- Work to complete: Copy the records that follow exactly as written, but not their pictures.

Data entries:
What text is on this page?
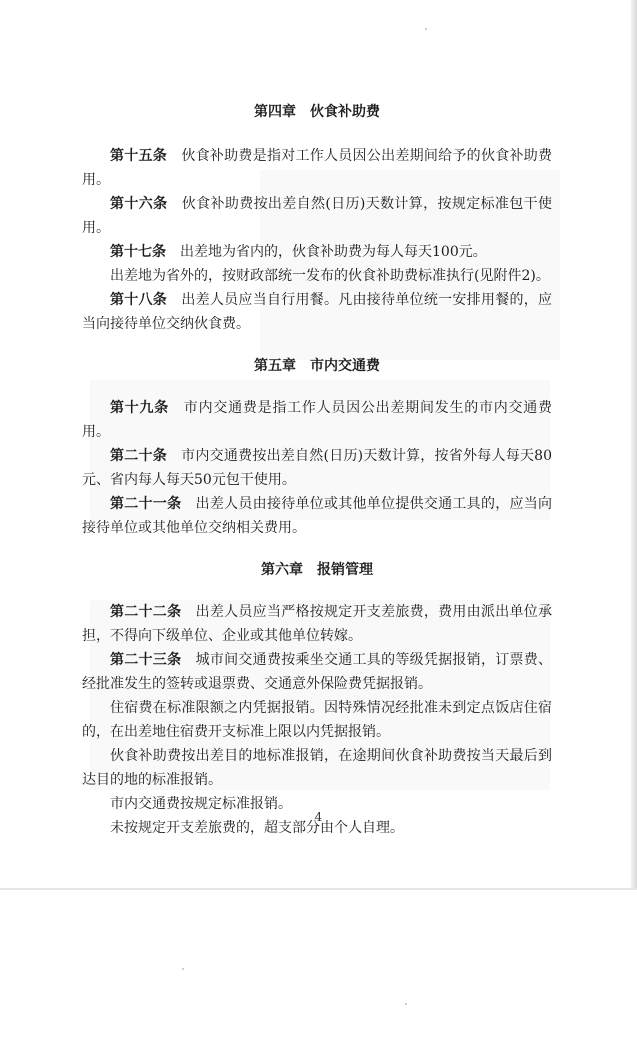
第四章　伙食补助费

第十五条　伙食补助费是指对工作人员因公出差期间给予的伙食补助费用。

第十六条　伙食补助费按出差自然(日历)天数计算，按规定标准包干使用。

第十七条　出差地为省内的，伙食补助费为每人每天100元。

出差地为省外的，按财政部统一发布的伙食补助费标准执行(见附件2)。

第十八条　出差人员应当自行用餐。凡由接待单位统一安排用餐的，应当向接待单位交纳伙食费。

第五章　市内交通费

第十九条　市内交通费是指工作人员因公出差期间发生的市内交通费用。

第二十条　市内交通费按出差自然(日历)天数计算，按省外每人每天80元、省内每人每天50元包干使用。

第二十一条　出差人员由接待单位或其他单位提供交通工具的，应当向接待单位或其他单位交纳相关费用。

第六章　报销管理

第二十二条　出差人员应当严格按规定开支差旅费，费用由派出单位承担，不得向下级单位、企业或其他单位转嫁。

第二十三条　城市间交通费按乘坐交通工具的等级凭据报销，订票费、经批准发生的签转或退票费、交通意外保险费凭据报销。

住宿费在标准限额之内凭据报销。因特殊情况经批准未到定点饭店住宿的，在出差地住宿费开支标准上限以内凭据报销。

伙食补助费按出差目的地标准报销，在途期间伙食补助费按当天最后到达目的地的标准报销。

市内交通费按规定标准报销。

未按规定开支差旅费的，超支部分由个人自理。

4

- Task output:
What text is on this page?
第四章　伙食补助费

第十五条　伙食补助费是指对工作人员因公出差期间给予的伙食补助费用。

第十六条　伙食补助费按出差自然(日历)天数计算，按规定标准包干使用。

第十七条　出差地为省内的，伙食补助费为每人每天100元。

出差地为省外的，按财政部统一发布的伙食补助费标准执行(见附件2)。

第十八条　出差人员应当自行用餐。凡由接待单位统一安排用餐的，应当向接待单位交纳伙食费。

第五章　市内交通费

第十九条　市内交通费是指工作人员因公出差期间发生的市内交通费用。

第二十条　市内交通费按出差自然(日历)天数计算，按省外每人每天80元、省内每人每天50元包干使用。

第二十一条　出差人员由接待单位或其他单位提供交通工具的，应当向接待单位或其他单位交纳相关费用。

第六章　报销管理

第二十二条　出差人员应当严格按规定开支差旅费，费用由派出单位承担，不得向下级单位、企业或其他单位转嫁。

第二十三条　城市间交通费按乘坐交通工具的等级凭据报销，订票费、经批准发生的签转或退票费、交通意外保险费凭据报销。

住宿费在标准限额之内凭据报销。因特殊情况经批准未到定点饭店住宿的，在出差地住宿费开支标准上限以内凭据报销。

伙食补助费按出差目的地标准报销，在途期间伙食补助费按当天最后到达目的地的标准报销。

市内交通费按规定标准报销。

未按规定开支差旅费的，超支部分由个人自理。

4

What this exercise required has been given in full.